Required task. Turn all the records below into a numbered list with one line per item. Skip blank lines and leave out the pictures.

Given entries.
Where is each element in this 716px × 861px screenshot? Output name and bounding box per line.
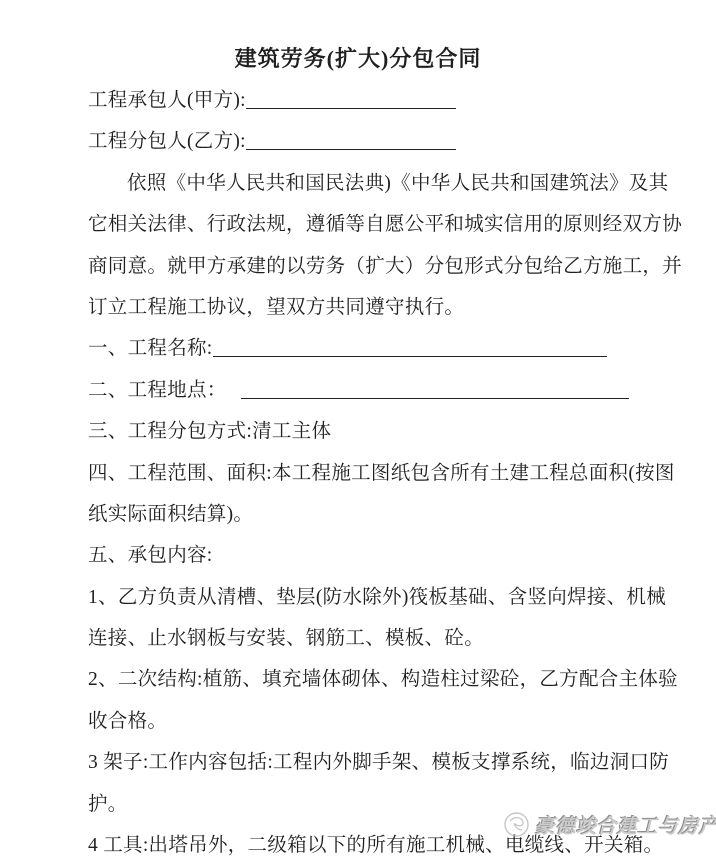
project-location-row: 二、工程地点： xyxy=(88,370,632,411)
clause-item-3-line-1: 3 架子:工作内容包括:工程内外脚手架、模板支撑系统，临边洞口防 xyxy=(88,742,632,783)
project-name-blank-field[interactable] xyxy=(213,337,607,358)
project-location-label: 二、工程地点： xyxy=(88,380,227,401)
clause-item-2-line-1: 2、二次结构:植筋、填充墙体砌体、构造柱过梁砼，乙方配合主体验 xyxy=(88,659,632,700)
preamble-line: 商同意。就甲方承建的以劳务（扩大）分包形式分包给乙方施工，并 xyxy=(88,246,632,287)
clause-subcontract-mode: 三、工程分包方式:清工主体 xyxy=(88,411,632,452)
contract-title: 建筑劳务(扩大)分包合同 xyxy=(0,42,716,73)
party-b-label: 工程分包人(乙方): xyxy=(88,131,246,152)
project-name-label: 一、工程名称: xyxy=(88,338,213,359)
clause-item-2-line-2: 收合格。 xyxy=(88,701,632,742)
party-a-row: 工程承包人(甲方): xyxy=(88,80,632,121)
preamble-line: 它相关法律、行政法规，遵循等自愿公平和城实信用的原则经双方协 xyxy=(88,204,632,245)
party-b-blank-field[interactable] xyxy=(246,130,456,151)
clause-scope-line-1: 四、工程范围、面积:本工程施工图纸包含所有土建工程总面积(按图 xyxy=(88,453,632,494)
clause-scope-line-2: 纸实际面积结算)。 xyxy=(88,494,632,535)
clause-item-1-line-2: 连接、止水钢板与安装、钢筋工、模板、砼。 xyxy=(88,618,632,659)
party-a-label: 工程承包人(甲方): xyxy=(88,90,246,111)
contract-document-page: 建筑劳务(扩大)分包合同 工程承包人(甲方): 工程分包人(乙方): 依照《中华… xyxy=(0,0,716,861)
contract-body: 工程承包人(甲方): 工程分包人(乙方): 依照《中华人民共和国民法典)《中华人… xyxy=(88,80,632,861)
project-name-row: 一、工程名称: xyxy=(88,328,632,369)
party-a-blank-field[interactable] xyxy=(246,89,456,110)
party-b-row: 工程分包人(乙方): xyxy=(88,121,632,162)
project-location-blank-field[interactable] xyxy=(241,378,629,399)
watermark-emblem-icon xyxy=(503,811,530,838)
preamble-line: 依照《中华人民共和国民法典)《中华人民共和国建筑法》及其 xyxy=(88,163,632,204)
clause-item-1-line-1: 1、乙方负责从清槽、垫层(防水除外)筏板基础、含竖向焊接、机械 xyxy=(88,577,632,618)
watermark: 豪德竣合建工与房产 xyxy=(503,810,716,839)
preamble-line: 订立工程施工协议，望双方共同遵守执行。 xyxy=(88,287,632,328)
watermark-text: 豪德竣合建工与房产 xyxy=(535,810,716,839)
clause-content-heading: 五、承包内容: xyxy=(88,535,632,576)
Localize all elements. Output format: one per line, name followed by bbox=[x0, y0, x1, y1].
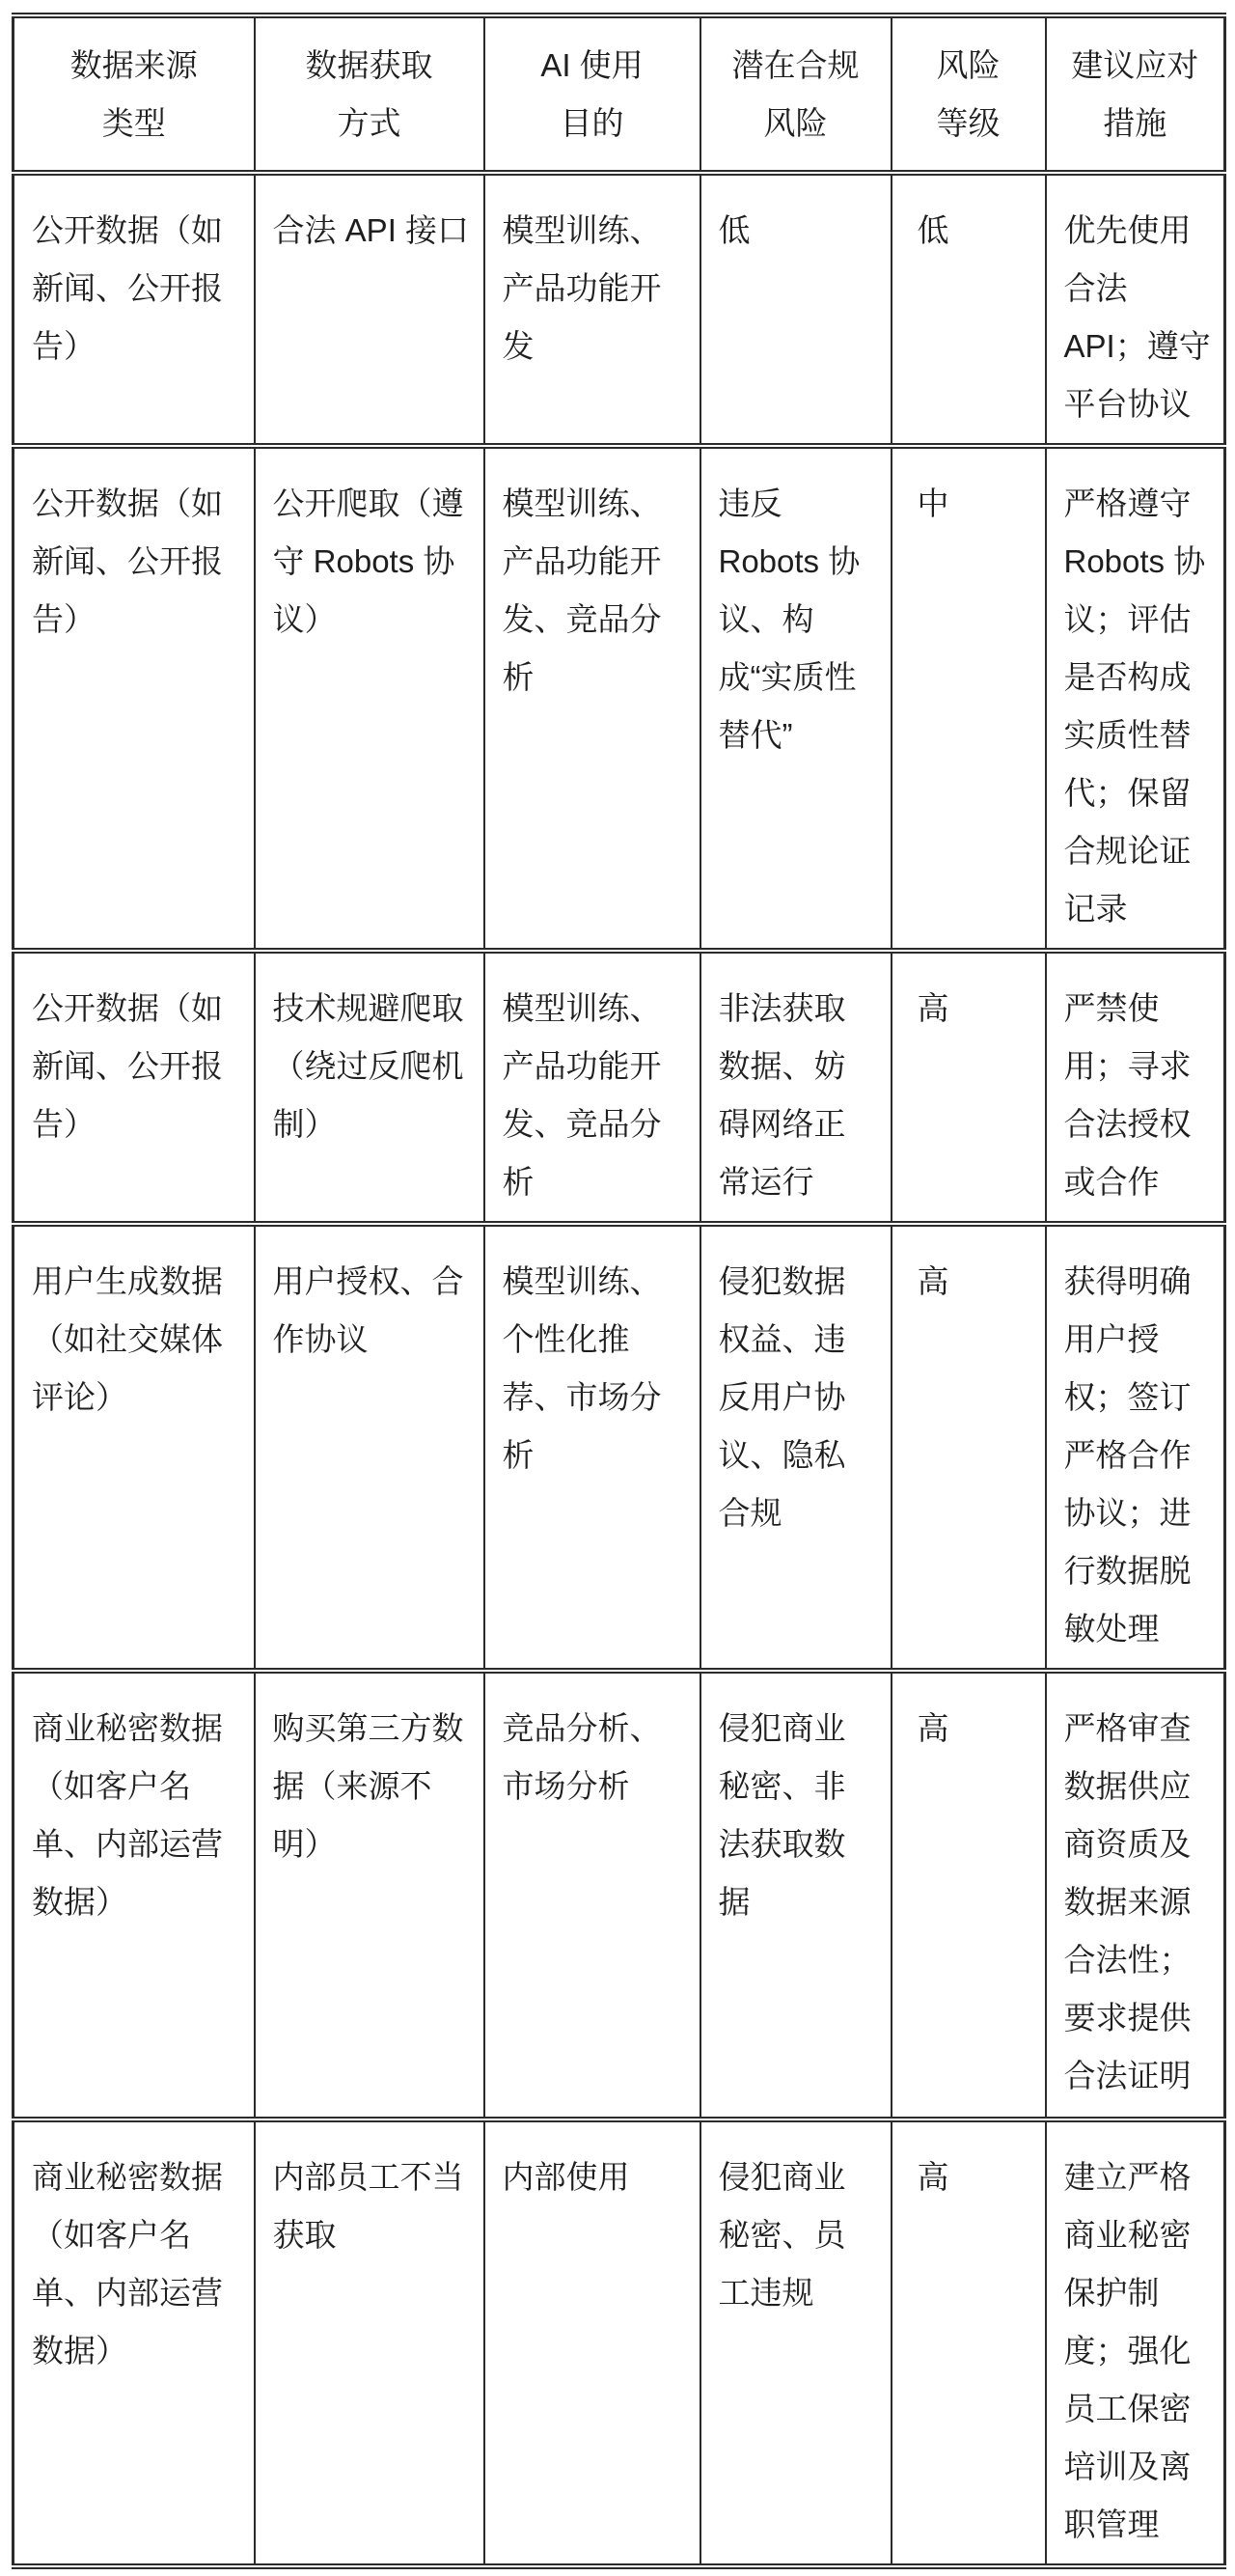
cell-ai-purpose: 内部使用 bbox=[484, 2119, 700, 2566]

Response to this exercise.
1. Where is each element in this 716px × 861px screenshot? Output name and bounding box per line.
2. project-location-row: 二、工程地点： xyxy=(88,370,632,411)
3. clause-item-3-line-1: 3 架子:工作内容包括:工程内外脚手架、模板支撑系统，临边洞口防 xyxy=(88,742,632,783)
4. project-name-blank-field[interactable] xyxy=(213,337,607,358)
5. project-location-label: 二、工程地点： xyxy=(88,380,227,401)
6. clause-item-2-line-1: 2、二次结构:植筋、填充墙体砌体、构造柱过梁砼，乙方配合主体验 xyxy=(88,659,632,700)
7. preamble-line: 商同意。就甲方承建的以劳务（扩大）分包形式分包给乙方施工，并 xyxy=(88,246,632,287)
8. clause-subcontract-mode: 三、工程分包方式:清工主体 xyxy=(88,411,632,452)
9. contract-title: 建筑劳务(扩大)分包合同 xyxy=(0,42,716,73)
10. party-b-label: 工程分包人(乙方): xyxy=(88,131,246,152)
11. project-name-label: 一、工程名称: xyxy=(88,338,213,359)
12. clause-item-2-line-2: 收合格。 xyxy=(88,701,632,742)
13. party-a-row: 工程承包人(甲方): xyxy=(88,80,632,121)
14. preamble-line: 它相关法律、行政法规，遵循等自愿公平和城实信用的原则经双方协 xyxy=(88,204,632,245)
15. party-b-blank-field[interactable] xyxy=(246,130,456,151)
16. clause-scope-line-1: 四、工程范围、面积:本工程施工图纸包含所有土建工程总面积(按图 xyxy=(88,453,632,494)
17. clause-scope-line-2: 纸实际面积结算)。 xyxy=(88,494,632,535)
18. clause-item-1-line-2: 连接、止水钢板与安装、钢筋工、模板、砼。 xyxy=(88,618,632,659)
19. party-a-label: 工程承包人(甲方): xyxy=(88,90,246,111)
20. contract-document-page: 建筑劳务(扩大)分包合同 工程承包人(甲方): 工程分包人(乙方): 依照《中华… xyxy=(0,0,716,861)
21. contract-body: 工程承包人(甲方): 工程分包人(乙方): 依照《中华人民共和国民法典)《中华人… xyxy=(88,80,632,861)
22. project-name-row: 一、工程名称: xyxy=(88,328,632,369)
23. party-a-blank-field[interactable] xyxy=(246,89,456,110)
24. party-b-row: 工程分包人(乙方): xyxy=(88,121,632,162)
25. project-location-blank-field[interactable] xyxy=(241,378,629,399)
26. watermark-emblem-icon xyxy=(503,811,530,838)
27. preamble-line: 依照《中华人民共和国民法典)《中华人民共和国建筑法》及其 xyxy=(88,163,632,204)
28. clause-item-1-line-1: 1、乙方负责从清槽、垫层(防水除外)筏板基础、含竖向焊接、机械 xyxy=(88,577,632,618)
29. watermark: 豪德竣合建工与房产 xyxy=(503,810,716,839)
30. preamble-line: 订立工程施工协议，望双方共同遵守执行。 xyxy=(88,287,632,328)
31. watermark-text: 豪德竣合建工与房产 xyxy=(535,810,716,839)
32. clause-content-heading: 五、承包内容: xyxy=(88,535,632,576)
33. Localize all elements. Output format: one per line, name followed by bbox=[x0, y0, x1, y1].
34. cell-ai-purpose: 内部使用 bbox=[484, 2119, 700, 2566]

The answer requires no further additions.